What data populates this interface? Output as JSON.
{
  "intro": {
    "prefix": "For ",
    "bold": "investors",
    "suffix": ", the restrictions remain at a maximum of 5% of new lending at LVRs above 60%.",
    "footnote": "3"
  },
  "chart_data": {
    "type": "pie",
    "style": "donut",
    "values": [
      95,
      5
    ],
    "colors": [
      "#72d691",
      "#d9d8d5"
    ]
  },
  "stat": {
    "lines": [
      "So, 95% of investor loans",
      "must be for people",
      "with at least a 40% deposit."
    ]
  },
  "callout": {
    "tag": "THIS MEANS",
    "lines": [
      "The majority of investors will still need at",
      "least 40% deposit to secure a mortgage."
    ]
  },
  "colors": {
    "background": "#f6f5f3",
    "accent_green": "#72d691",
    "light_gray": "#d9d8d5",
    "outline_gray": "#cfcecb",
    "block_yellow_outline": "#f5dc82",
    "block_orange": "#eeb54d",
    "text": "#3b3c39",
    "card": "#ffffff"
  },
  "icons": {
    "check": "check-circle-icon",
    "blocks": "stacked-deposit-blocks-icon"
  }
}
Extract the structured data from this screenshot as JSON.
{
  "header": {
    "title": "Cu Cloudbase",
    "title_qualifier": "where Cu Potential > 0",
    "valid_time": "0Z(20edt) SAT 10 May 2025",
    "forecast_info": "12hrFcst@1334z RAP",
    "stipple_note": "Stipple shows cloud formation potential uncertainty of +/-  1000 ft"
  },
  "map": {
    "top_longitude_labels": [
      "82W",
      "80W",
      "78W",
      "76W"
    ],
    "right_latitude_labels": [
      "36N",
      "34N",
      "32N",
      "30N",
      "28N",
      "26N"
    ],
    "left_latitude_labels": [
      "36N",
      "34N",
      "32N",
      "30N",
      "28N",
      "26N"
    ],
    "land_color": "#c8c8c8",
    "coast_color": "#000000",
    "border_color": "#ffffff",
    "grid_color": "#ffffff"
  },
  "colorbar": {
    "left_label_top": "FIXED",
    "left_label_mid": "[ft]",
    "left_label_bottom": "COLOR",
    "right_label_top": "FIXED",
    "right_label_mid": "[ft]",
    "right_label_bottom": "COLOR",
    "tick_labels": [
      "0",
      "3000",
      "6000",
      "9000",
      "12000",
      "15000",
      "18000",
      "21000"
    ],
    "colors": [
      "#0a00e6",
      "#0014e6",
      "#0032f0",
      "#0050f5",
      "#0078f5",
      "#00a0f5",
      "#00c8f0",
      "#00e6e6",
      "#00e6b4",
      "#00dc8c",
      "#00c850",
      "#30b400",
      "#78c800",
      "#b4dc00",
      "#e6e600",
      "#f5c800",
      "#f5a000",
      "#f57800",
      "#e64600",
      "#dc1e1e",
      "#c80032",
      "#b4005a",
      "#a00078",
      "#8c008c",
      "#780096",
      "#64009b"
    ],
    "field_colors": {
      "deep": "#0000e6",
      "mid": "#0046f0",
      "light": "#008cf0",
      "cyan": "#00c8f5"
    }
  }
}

□ □ □ □ □ □ □

Stated problem: Quote all of the entries verbatim.

Written reply:
What data populates this interface? Output as JSON.
{
  "intro": {
    "prefix": "For ",
    "bold": "investors",
    "suffix": ", the restrictions remain at a maximum of 5% of new lending at LVRs above 60%.",
    "footnote": "3"
  },
  "chart_data": {
    "type": "pie",
    "style": "donut",
    "values": [
      95,
      5
    ],
    "colors": [
      "#72d691",
      "#d9d8d5"
    ]
  },
  "stat": {
    "lines": [
      "So, 95% of investor loans",
      "must be for people",
      "with at least a 40% deposit."
    ]
  },
  "callout": {
    "tag": "THIS MEANS",
    "lines": [
      "The majority of investors will still need at",
      "least 40% deposit to secure a mortgage."
    ]
  },
  "colors": {
    "background": "#f6f5f3",
    "accent_green": "#72d691",
    "light_gray": "#d9d8d5",
    "outline_gray": "#cfcecb",
    "block_yellow_outline": "#f5dc82",
    "block_orange": "#eeb54d",
    "text": "#3b3c39",
    "card": "#ffffff"
  },
  "icons": {
    "check": "check-circle-icon",
    "blocks": "stacked-deposit-blocks-icon"
  }
}
Extract the structured data from this screenshot as JSON.
{
  "header": {
    "title": "Cu Cloudbase",
    "title_qualifier": "where Cu Potential > 0",
    "valid_time": "0Z(20edt) SAT 10 May 2025",
    "forecast_info": "12hrFcst@1334z RAP",
    "stipple_note": "Stipple shows cloud formation potential uncertainty of +/-  1000 ft"
  },
  "map": {
    "top_longitude_labels": [
      "82W",
      "80W",
      "78W",
      "76W"
    ],
    "right_latitude_labels": [
      "36N",
      "34N",
      "32N",
      "30N",
      "28N",
      "26N"
    ],
    "left_latitude_labels": [
      "36N",
      "34N",
      "32N",
      "30N",
      "28N",
      "26N"
    ],
    "land_color": "#c8c8c8",
    "coast_color": "#000000",
    "border_color": "#ffffff",
    "grid_color": "#ffffff"
  },
  "colorbar": {
    "left_label_top": "FIXED",
    "left_label_mid": "[ft]",
    "left_label_bottom": "COLOR",
    "right_label_top": "FIXED",
    "right_label_mid": "[ft]",
    "right_label_bottom": "COLOR",
    "tick_labels": [
      "0",
      "3000",
      "6000",
      "9000",
      "12000",
      "15000",
      "18000",
      "21000"
    ],
    "colors": [
      "#0a00e6",
      "#0014e6",
      "#0032f0",
      "#0050f5",
      "#0078f5",
      "#00a0f5",
      "#00c8f0",
      "#00e6e6",
      "#00e6b4",
      "#00dc8c",
      "#00c850",
      "#30b400",
      "#78c800",
      "#b4dc00",
      "#e6e600",
      "#f5c800",
      "#f5a000",
      "#f57800",
      "#e64600",
      "#dc1e1e",
      "#c80032",
      "#b4005a",
      "#a00078",
      "#8c008c",
      "#780096",
      "#64009b"
    ],
    "field_colors": {
      "deep": "#0000e6",
      "mid": "#0046f0",
      "light": "#008cf0",
      "cyan": "#00c8f5"
    }
  }
}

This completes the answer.